Gather every line from the entries below that includes "JSON".

** START OF Records for this task **

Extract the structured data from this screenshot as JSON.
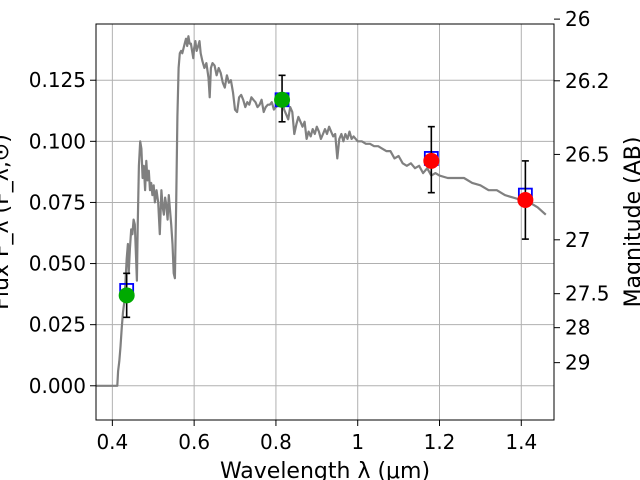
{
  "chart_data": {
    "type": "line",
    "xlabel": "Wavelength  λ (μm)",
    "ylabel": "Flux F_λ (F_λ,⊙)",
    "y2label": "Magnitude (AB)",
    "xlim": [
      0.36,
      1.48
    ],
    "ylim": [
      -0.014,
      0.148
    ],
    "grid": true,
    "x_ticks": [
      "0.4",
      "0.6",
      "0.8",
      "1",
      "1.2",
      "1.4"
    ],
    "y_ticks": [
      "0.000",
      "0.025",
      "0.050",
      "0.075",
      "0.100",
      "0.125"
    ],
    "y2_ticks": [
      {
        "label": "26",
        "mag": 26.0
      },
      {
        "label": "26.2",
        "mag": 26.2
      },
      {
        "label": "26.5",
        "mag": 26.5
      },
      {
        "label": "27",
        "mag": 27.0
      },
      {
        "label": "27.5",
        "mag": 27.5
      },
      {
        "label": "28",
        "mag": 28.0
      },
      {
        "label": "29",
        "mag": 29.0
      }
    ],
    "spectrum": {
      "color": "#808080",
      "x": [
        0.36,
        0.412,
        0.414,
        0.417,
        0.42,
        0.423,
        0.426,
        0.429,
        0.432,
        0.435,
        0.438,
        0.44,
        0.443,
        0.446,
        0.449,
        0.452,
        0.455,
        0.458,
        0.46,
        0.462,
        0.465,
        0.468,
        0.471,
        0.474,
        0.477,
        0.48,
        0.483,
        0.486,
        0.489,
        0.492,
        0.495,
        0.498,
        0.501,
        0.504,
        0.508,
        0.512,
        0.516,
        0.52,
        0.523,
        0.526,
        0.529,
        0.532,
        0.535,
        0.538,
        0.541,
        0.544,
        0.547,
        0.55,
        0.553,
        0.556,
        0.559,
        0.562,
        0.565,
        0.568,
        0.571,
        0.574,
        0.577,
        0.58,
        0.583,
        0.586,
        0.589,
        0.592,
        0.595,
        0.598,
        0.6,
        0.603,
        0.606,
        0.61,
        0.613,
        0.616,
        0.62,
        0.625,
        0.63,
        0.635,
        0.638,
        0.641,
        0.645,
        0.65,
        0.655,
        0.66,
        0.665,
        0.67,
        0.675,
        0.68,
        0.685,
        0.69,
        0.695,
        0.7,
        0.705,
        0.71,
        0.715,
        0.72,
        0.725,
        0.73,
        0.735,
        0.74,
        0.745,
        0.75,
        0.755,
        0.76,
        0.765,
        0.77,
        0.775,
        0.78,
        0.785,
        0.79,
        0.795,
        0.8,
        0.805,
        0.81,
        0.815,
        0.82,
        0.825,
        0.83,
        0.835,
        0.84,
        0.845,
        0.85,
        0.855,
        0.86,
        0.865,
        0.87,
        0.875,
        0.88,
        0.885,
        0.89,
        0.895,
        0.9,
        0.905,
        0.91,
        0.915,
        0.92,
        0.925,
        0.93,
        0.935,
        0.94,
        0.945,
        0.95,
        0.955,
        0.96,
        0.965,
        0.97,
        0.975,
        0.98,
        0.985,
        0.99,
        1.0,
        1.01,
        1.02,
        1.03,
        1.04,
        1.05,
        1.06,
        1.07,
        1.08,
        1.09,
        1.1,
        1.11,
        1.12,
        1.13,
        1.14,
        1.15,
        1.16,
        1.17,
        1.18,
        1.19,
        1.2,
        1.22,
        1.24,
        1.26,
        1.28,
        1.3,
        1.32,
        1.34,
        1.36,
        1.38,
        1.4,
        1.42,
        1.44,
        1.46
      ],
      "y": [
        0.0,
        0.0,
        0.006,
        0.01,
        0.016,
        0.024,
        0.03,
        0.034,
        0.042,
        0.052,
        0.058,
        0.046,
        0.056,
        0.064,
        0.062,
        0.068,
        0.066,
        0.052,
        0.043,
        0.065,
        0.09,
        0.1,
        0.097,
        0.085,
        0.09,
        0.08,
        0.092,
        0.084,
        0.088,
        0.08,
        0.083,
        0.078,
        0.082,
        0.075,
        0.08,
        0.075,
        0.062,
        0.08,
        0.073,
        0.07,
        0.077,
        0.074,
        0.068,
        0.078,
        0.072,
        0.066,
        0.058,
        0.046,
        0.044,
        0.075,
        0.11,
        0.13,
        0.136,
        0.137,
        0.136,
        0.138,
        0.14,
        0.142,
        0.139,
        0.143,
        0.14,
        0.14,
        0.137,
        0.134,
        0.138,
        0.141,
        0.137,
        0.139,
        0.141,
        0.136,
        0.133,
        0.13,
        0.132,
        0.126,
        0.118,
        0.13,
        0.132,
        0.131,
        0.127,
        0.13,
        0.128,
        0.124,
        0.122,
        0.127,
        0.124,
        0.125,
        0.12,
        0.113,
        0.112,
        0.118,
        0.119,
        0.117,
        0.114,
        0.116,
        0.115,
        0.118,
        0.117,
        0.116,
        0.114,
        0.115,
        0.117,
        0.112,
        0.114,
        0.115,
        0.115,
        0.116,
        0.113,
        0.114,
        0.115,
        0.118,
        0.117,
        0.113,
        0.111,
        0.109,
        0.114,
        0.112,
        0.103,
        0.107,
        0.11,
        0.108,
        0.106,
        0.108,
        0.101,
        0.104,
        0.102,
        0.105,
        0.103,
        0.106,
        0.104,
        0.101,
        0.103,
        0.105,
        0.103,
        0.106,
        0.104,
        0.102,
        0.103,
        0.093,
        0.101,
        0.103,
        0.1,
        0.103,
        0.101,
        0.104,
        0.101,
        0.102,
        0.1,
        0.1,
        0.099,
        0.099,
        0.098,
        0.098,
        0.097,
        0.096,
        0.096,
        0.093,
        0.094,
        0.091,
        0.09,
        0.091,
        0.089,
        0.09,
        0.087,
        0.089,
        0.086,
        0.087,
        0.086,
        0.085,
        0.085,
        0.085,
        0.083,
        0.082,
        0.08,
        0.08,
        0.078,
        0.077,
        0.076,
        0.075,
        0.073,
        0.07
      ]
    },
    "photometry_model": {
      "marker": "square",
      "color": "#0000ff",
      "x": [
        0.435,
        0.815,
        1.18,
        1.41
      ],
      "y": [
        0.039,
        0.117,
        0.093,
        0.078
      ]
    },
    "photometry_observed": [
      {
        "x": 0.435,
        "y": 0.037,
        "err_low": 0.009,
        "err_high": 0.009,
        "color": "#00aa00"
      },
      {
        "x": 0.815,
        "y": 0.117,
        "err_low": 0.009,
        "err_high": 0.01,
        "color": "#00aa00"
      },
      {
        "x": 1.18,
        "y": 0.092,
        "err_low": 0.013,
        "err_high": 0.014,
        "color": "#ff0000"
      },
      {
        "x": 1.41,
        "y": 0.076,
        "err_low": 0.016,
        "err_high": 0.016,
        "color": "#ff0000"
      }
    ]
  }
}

** END OF Records for this task **
** START OF Records for this task **

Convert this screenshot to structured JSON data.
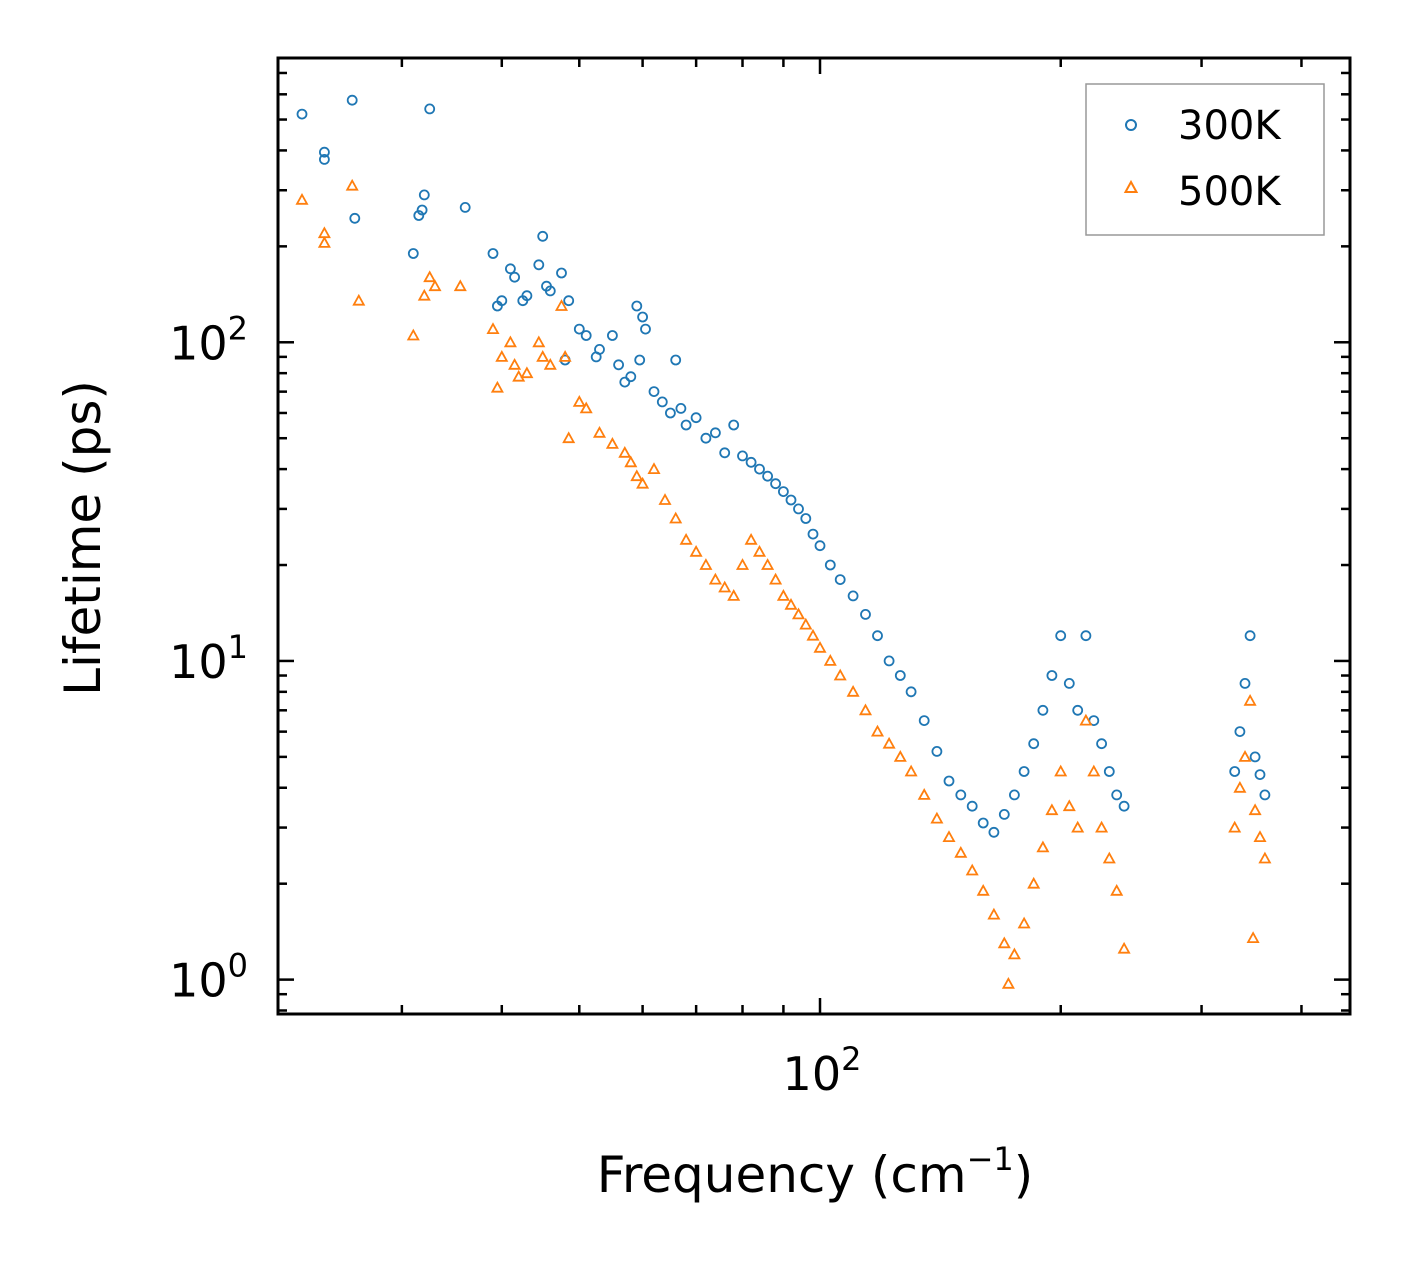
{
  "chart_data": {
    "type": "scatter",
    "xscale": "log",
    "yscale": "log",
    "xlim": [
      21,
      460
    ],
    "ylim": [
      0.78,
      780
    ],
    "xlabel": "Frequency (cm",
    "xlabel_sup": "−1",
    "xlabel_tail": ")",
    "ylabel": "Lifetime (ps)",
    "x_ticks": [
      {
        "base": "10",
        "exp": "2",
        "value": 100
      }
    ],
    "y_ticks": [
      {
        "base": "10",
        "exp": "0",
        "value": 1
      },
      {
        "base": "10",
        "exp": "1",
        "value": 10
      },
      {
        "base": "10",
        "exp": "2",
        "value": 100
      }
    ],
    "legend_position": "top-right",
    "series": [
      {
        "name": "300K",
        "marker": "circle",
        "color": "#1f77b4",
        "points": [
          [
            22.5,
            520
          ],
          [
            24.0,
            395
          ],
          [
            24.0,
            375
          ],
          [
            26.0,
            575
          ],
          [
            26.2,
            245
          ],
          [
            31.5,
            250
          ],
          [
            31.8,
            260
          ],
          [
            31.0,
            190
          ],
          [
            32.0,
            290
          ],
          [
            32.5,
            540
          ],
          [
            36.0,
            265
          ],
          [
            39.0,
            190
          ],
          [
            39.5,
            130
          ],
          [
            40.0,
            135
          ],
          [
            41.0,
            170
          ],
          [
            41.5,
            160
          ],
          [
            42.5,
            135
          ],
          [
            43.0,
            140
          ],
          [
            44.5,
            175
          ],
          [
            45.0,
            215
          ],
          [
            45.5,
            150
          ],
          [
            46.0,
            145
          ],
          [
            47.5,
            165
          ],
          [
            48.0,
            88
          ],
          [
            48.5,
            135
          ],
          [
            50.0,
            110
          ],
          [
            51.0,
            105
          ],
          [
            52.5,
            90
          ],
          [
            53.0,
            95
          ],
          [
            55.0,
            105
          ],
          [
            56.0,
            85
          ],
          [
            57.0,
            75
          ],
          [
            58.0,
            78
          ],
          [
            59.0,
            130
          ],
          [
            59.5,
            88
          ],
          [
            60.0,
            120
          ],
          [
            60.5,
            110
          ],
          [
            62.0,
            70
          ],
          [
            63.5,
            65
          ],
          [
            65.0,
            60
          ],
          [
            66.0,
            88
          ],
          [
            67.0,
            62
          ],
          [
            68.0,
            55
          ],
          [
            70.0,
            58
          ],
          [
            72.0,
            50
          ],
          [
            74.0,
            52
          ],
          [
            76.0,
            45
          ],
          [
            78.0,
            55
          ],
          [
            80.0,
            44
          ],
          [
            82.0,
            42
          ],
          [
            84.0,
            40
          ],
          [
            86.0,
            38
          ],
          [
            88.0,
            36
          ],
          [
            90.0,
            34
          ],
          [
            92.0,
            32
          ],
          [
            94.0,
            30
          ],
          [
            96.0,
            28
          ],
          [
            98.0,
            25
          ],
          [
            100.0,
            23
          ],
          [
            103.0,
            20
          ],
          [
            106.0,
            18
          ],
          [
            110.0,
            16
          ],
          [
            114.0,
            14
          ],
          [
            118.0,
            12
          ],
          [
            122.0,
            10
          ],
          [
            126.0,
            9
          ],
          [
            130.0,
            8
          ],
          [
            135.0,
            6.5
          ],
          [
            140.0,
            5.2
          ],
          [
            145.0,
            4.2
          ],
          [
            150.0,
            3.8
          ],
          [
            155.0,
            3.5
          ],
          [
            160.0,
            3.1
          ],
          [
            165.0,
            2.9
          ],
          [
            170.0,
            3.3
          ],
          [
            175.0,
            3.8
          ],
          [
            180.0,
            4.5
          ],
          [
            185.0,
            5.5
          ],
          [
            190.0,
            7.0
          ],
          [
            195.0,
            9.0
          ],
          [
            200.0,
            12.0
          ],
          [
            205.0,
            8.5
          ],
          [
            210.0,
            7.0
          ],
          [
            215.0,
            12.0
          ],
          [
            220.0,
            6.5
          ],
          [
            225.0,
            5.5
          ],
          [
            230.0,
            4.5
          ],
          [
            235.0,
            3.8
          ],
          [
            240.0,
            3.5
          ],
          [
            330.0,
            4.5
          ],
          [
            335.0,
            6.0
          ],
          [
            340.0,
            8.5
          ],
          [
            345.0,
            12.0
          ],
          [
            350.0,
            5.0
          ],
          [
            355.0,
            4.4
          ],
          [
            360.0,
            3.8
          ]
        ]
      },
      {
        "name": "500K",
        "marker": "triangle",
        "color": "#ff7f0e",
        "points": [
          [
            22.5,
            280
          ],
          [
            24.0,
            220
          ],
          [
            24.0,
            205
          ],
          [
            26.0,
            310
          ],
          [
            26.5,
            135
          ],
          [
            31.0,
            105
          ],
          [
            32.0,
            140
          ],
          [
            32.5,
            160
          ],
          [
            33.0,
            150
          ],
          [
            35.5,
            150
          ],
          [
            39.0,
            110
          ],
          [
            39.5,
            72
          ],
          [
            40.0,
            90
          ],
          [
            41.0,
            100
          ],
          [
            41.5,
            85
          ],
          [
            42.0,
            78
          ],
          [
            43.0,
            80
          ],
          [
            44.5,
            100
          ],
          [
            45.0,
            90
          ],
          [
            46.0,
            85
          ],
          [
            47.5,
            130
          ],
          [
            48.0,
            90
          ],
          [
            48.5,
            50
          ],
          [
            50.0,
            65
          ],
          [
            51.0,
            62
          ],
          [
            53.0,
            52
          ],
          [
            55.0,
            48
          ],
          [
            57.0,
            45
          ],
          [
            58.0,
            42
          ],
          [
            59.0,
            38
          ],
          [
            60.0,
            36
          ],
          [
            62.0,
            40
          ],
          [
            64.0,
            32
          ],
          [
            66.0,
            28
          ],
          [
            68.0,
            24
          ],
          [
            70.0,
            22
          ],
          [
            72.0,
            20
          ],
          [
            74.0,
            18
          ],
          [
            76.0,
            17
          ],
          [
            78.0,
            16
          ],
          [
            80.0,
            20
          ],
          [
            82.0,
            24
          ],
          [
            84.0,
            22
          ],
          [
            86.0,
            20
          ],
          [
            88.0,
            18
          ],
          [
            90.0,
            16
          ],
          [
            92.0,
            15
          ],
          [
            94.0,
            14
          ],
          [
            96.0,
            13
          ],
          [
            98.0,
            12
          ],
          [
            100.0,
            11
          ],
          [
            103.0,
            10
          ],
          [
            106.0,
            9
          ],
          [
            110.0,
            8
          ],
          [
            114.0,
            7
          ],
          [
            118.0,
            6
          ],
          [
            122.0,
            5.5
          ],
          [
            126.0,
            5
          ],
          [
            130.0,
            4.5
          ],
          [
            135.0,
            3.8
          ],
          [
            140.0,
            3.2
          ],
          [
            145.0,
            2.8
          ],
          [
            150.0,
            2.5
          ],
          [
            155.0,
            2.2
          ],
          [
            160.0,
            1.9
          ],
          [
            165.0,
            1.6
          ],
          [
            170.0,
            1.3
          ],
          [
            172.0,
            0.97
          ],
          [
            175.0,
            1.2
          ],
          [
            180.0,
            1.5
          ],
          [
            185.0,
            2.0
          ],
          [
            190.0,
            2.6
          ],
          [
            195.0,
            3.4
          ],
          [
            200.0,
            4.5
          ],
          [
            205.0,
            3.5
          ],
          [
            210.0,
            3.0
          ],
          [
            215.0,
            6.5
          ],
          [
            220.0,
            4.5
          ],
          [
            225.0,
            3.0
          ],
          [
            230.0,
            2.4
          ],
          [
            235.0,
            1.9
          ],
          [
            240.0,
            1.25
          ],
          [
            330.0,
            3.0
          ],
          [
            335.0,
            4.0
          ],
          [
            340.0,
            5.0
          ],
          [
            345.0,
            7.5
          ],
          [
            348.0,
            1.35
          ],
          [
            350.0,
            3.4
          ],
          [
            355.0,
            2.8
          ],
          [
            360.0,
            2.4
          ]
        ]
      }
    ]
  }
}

** END OF Records for this task **
** START OF Records for this task **

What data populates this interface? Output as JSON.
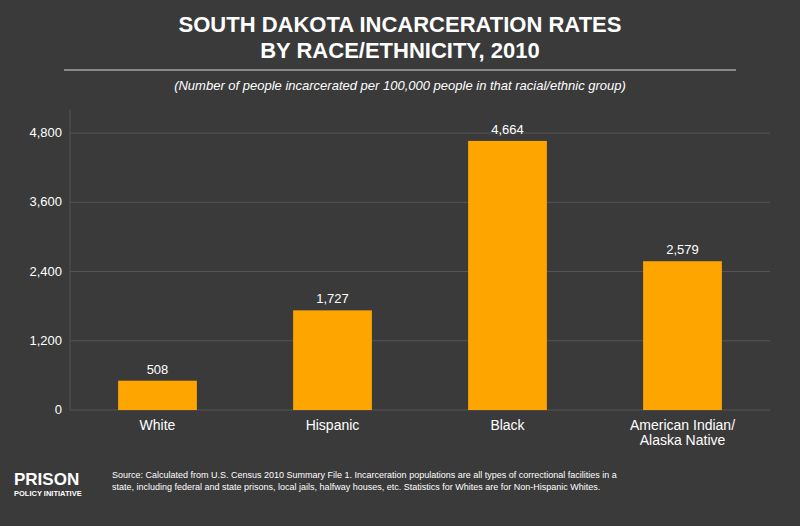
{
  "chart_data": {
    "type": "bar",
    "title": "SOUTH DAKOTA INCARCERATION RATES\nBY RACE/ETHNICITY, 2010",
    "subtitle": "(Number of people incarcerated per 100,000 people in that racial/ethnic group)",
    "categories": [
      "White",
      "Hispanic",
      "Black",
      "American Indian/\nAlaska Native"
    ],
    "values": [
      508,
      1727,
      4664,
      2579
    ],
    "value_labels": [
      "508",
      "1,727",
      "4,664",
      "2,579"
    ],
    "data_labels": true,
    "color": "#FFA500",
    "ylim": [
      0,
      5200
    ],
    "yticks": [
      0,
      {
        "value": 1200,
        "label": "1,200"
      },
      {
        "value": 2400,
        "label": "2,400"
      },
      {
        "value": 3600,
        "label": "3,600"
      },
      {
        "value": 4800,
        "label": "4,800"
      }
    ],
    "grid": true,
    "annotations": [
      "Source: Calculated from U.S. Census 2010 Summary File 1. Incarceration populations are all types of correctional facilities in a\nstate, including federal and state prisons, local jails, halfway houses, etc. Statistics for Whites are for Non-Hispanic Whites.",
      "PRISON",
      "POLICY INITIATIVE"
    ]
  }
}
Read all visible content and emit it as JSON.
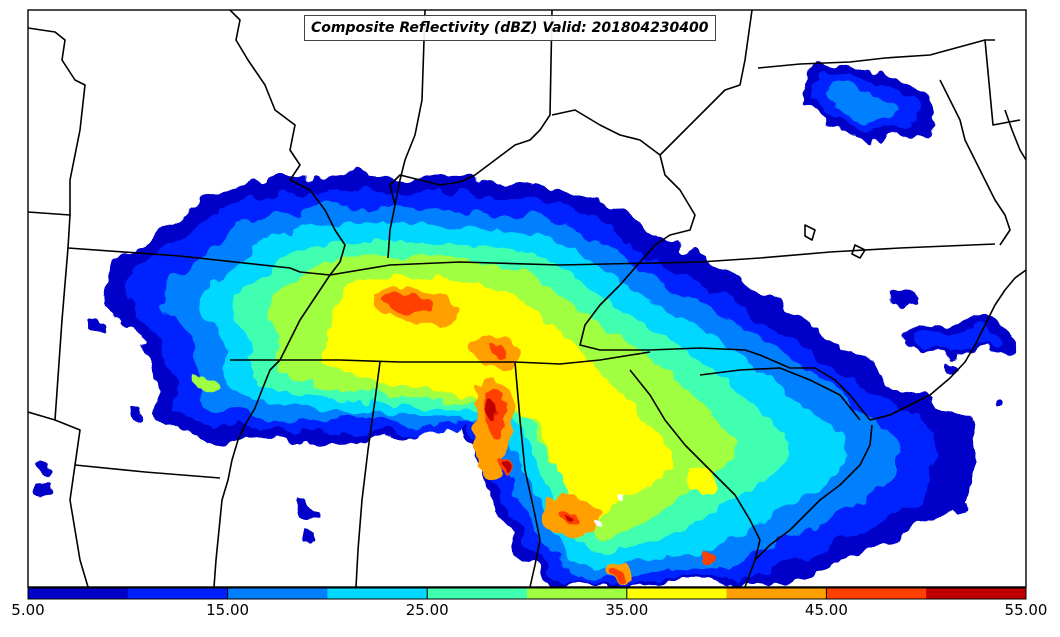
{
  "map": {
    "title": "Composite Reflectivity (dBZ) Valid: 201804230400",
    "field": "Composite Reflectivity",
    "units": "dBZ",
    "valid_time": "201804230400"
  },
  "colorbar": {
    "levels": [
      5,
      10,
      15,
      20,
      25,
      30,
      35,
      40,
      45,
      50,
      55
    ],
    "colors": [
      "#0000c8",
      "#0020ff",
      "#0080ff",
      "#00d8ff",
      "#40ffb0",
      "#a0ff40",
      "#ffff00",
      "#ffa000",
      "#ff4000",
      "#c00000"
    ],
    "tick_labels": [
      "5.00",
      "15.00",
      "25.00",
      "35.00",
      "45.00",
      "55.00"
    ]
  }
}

** END OF Records for this task **

### Task result
Extract the structured data from this screenshot as JSON.
Convert this screenshot to structured JSON data.
What data populates this interface? Output as JSON.
Read all visible content and emit it as JSON.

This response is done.